### [Objective]
Which lines hold the string "deciles"? Copy every one of them.

** START OF Data for this task **

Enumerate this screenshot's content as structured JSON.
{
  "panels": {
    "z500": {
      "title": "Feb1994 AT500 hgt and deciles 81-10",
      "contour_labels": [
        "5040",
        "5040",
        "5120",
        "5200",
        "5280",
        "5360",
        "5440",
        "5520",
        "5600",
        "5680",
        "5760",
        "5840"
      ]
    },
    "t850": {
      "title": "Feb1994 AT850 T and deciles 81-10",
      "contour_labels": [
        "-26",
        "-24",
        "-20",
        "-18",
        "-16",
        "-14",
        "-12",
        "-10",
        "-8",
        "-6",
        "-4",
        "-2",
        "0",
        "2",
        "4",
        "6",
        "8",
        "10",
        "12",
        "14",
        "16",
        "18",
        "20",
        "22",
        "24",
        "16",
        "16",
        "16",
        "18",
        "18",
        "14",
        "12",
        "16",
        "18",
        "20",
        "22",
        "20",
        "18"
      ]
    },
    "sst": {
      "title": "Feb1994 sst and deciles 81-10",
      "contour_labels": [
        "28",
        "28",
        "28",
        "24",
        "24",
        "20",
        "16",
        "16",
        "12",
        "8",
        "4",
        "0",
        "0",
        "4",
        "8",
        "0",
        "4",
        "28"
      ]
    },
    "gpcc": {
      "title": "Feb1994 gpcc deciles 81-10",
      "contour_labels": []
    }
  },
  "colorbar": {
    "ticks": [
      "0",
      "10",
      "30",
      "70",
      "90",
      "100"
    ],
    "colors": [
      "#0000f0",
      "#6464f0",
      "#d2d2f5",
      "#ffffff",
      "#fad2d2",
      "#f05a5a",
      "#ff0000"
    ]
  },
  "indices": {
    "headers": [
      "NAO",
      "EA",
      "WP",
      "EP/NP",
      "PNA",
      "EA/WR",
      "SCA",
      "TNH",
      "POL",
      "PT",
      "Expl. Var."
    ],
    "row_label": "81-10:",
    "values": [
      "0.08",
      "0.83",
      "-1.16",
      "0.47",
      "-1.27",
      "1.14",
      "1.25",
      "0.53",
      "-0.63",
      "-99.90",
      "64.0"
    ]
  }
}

** END OF Data for this task **

### [Task result]
      "title": "Feb1994 AT500 hgt and deciles 81-10",
      "title": "Feb1994 AT850 T and deciles 81-10",
      "title": "Feb1994 sst and deciles 81-10",
      "title": "Feb1994 gpcc deciles 81-10",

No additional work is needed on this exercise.